Recorded data:
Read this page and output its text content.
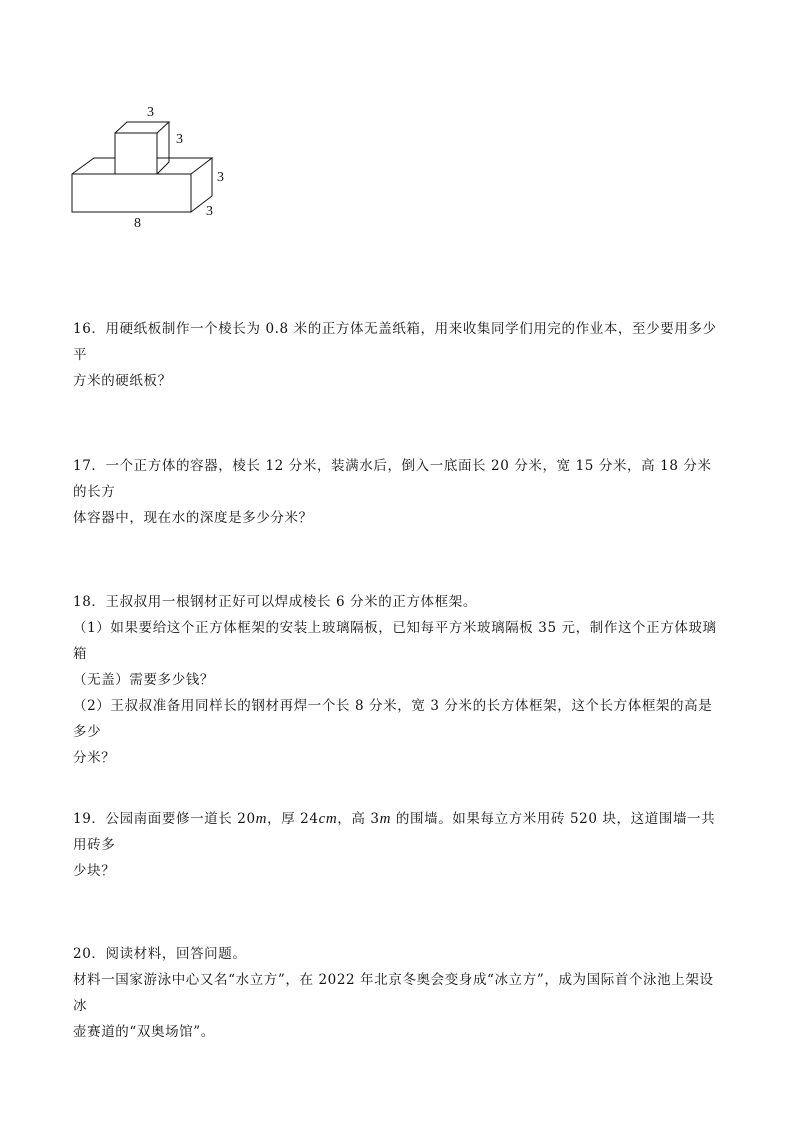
3
3
3
3
8

16．用硬纸板制作一个棱长为 0.8 米的正方体无盖纸箱，用来收集同学们用完的作业本，至少要用多少平

方米的硬纸板？

17．一个正方体的容器，棱长 12 分米，装满水后，倒入一底面长 20 分米，宽 15 分米，高 18 分米的长方

体容器中，现在水的深度是多少分米？

18．王叔叔用一根钢材正好可以焊成棱长 6 分米的正方体框架。

（1）如果要给这个正方体框架的安装上玻璃隔板，已知每平方米玻璃隔板 35 元，制作这个正方体玻璃箱

（无盖）需要多少钱？

（2）王叔叔准备用同样长的钢材再焊一个长 8 分米，宽 3 分米的长方体框架，这个长方体框架的高是多少

分米？

19．公园南面要修一道长 20m，厚 24cm，高 3m 的围墙。如果每立方米用砖 520 块，这道围墙一共用砖多

少块？

20．阅读材料，回答问题。

材料一国家游泳中心又名“水立方”，在 2022 年北京冬奥会变身成“冰立方”，成为国际首个泳池上架设冰

壶赛道的“双奥场馆”。
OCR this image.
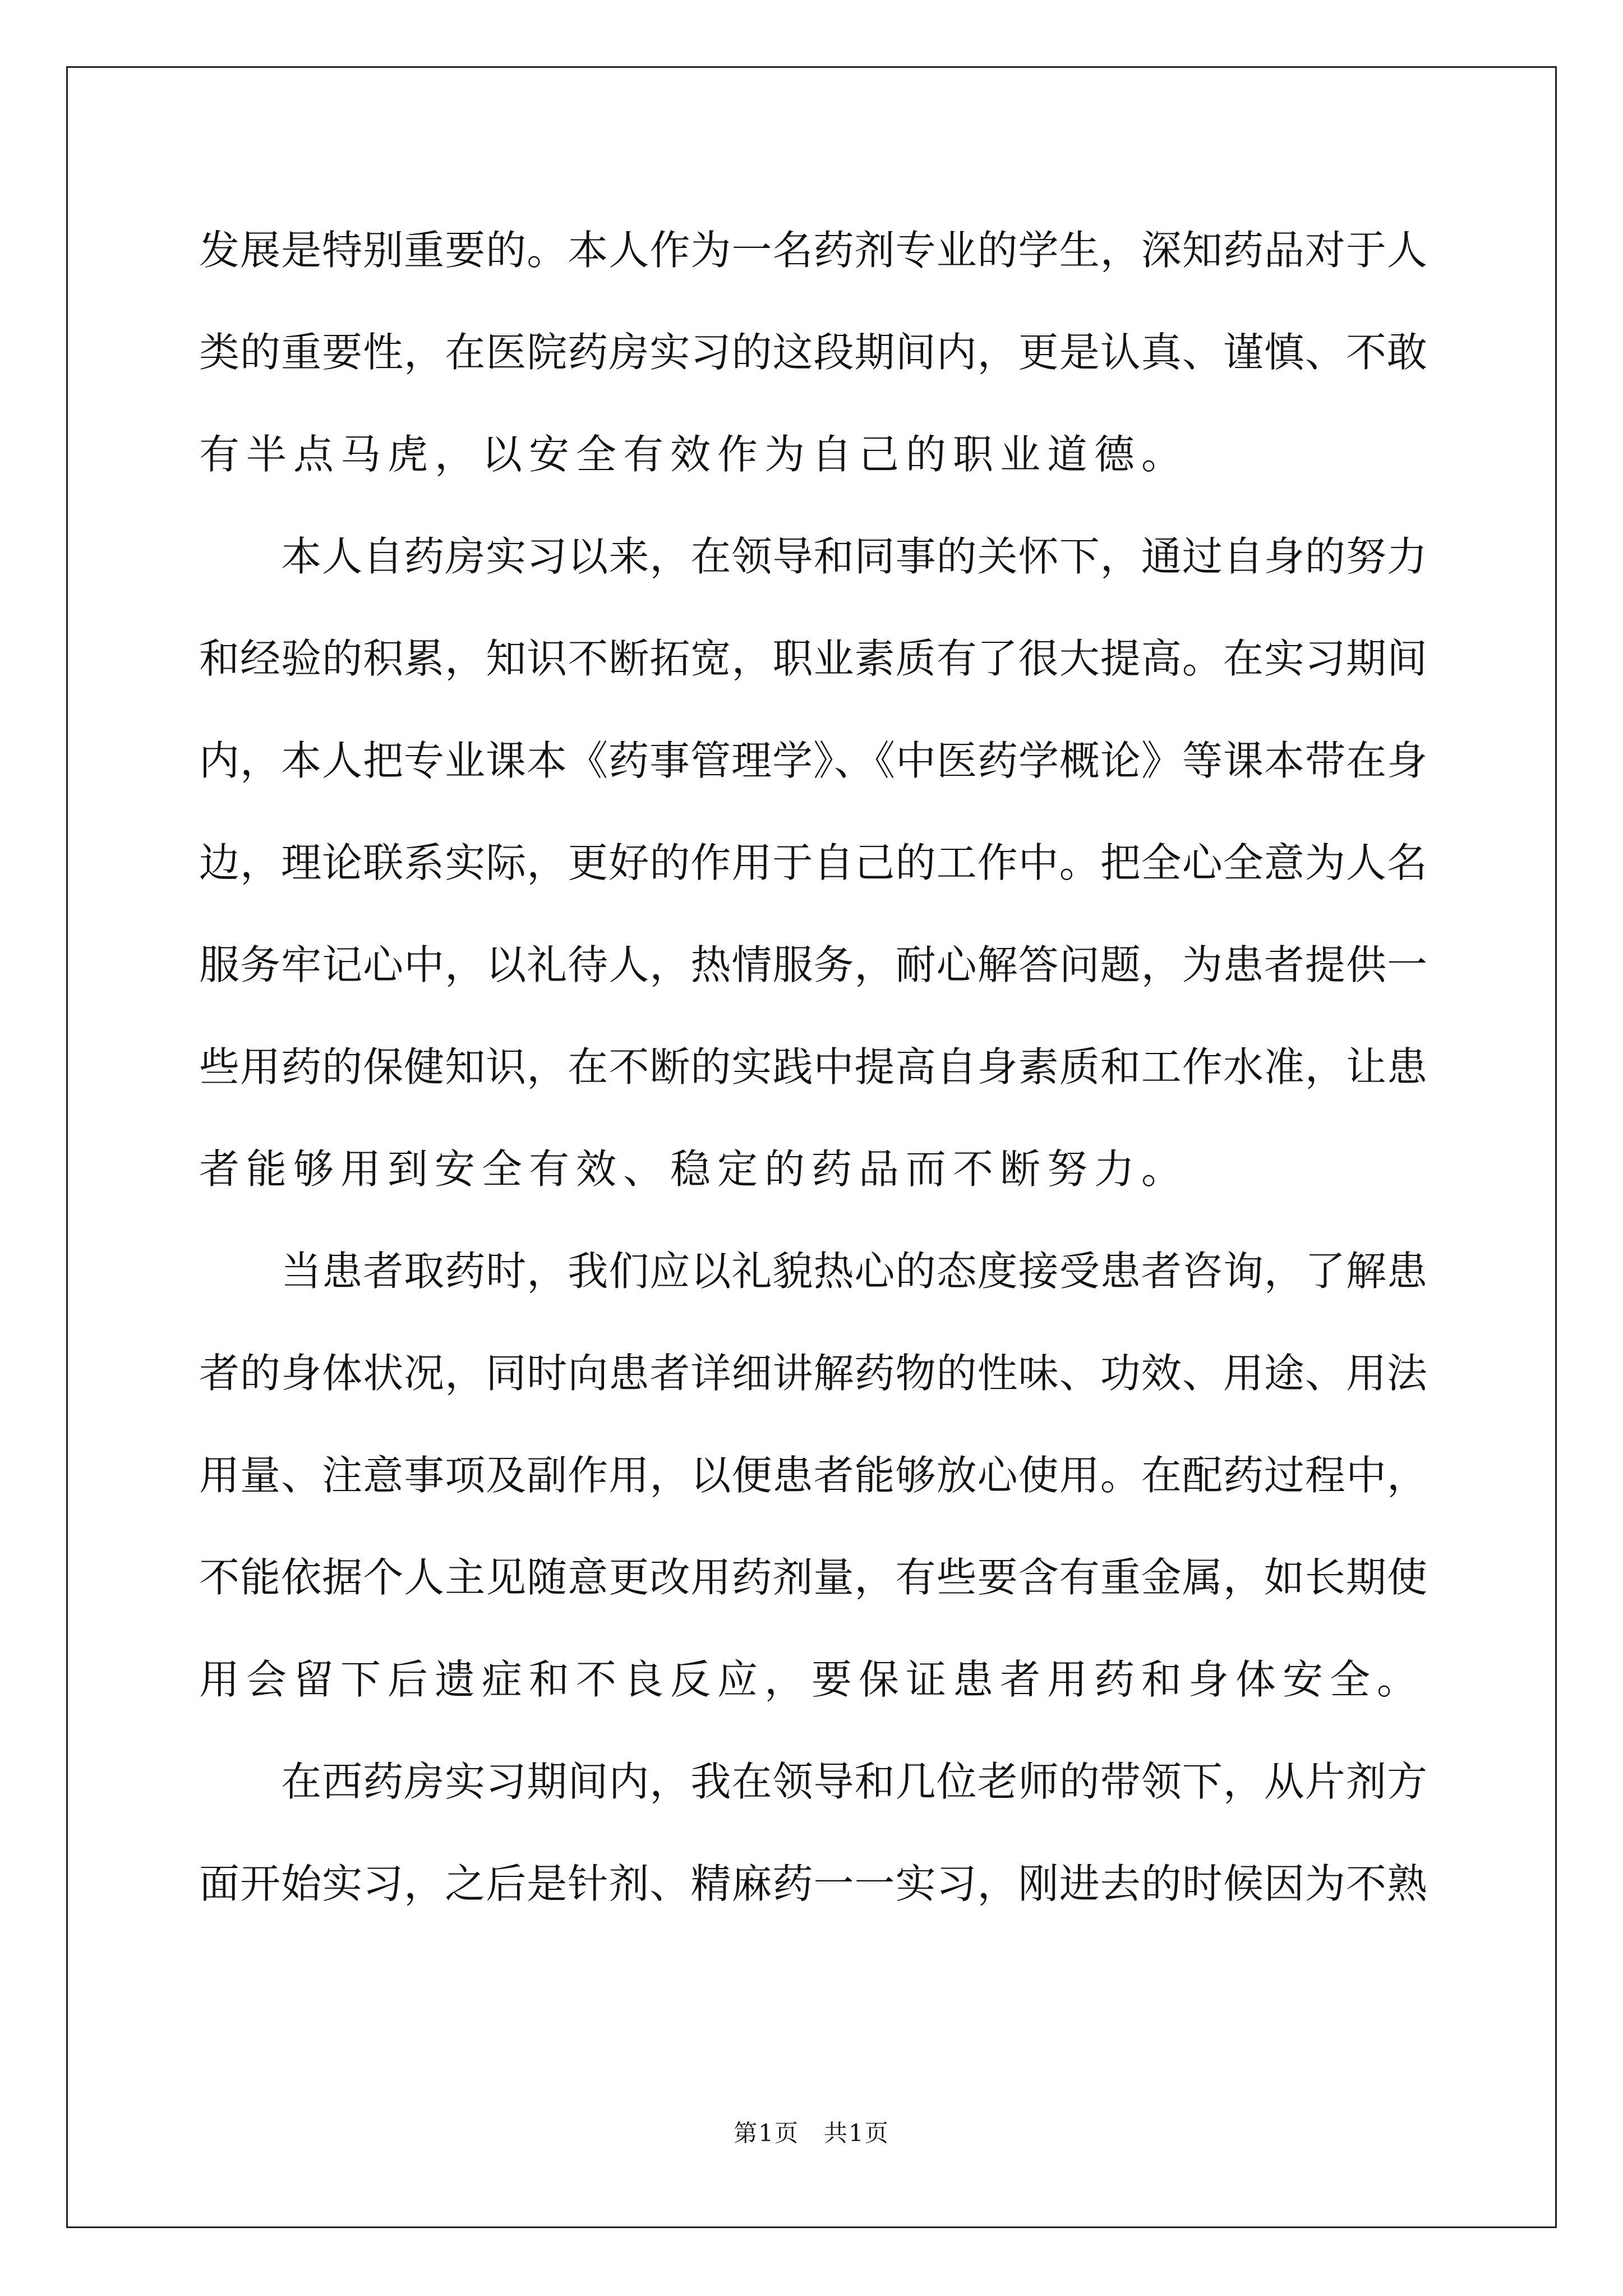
发展是特别重要的。本人作为一名药剂专业的学生，深知药品对于人
类的重要性，在医院药房实习的这段期间内，更是认真、谨慎、不敢
有半点马虎，以安全有效作为自己的职业道德。
　　本人自药房实习以来，在领导和同事的关怀下，通过自身的努力
和经验的积累，知识不断拓宽，职业素质有了很大提高。在实习期间
内，本人把专业课本《药事管理学》、《中医药学概论》等课本带在身
边，理论联系实际，更好的作用于自己的工作中。把全心全意为人名
服务牢记心中，以礼待人，热情服务，耐心解答问题，为患者提供一
些用药的保健知识，在不断的实践中提高自身素质和工作水准，让患
者能够用到安全有效、稳定的药品而不断努力。
　　当患者取药时，我们应以礼貌热心的态度接受患者咨询，了解患
者的身体状况，同时向患者详细讲解药物的性味、功效、用途、用法
用量、注意事项及副作用，以便患者能够放心使用。在配药过程中，
不能依据个人主见随意更改用药剂量，有些要含有重金属，如长期使
用会留下后遗症和不良反应，要保证患者用药和身体安全。
　　在西药房实习期间内，我在领导和几位老师的带领下，从片剂方
面开始实习，之后是针剂、精麻药一一实习，刚进去的时候因为不熟
第1页　共1页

YOUR INSTRUCTIONS
Give the material again exactly as it is, but keep the pictures out.

FINISHED ANSWER
Read this page and output its text content.
3
3
3
3
8

16．用硬纸板制作一个棱长为 0.8 米的正方体无盖纸箱，用来收集同学们用完的作业本，至少要用多少平

方米的硬纸板？

17．一个正方体的容器，棱长 12 分米，装满水后，倒入一底面长 20 分米，宽 15 分米，高 18 分米的长方

体容器中，现在水的深度是多少分米？

18．王叔叔用一根钢材正好可以焊成棱长 6 分米的正方体框架。

（1）如果要给这个正方体框架的安装上玻璃隔板，已知每平方米玻璃隔板 35 元，制作这个正方体玻璃箱

（无盖）需要多少钱？

（2）王叔叔准备用同样长的钢材再焊一个长 8 分米，宽 3 分米的长方体框架，这个长方体框架的高是多少

分米？

19．公园南面要修一道长 20m，厚 24cm，高 3m 的围墙。如果每立方米用砖 520 块，这道围墙一共用砖多

少块？

20．阅读材料，回答问题。

材料一国家游泳中心又名“水立方”，在 2022 年北京冬奥会变身成“冰立方”，成为国际首个泳池上架设冰

壶赛道的“双奥场馆”。
OCR this image.
发展是特别重要的。本人作为一名药剂专业的学生，深知药品对于人
类的重要性，在医院药房实习的这段期间内，更是认真、谨慎、不敢
有半点马虎，以安全有效作为自己的职业道德。
　　本人自药房实习以来，在领导和同事的关怀下，通过自身的努力
和经验的积累，知识不断拓宽，职业素质有了很大提高。在实习期间
内，本人把专业课本《药事管理学》、《中医药学概论》等课本带在身
边，理论联系实际，更好的作用于自己的工作中。把全心全意为人名
服务牢记心中，以礼待人，热情服务，耐心解答问题，为患者提供一
些用药的保健知识，在不断的实践中提高自身素质和工作水准，让患
者能够用到安全有效、稳定的药品而不断努力。
　　当患者取药时，我们应以礼貌热心的态度接受患者咨询，了解患
者的身体状况，同时向患者详细讲解药物的性味、功效、用途、用法
用量、注意事项及副作用，以便患者能够放心使用。在配药过程中，
不能依据个人主见随意更改用药剂量，有些要含有重金属，如长期使
用会留下后遗症和不良反应，要保证患者用药和身体安全。
　　在西药房实习期间内，我在领导和几位老师的带领下，从片剂方
面开始实习，之后是针剂、精麻药一一实习，刚进去的时候因为不熟
第1页　共1页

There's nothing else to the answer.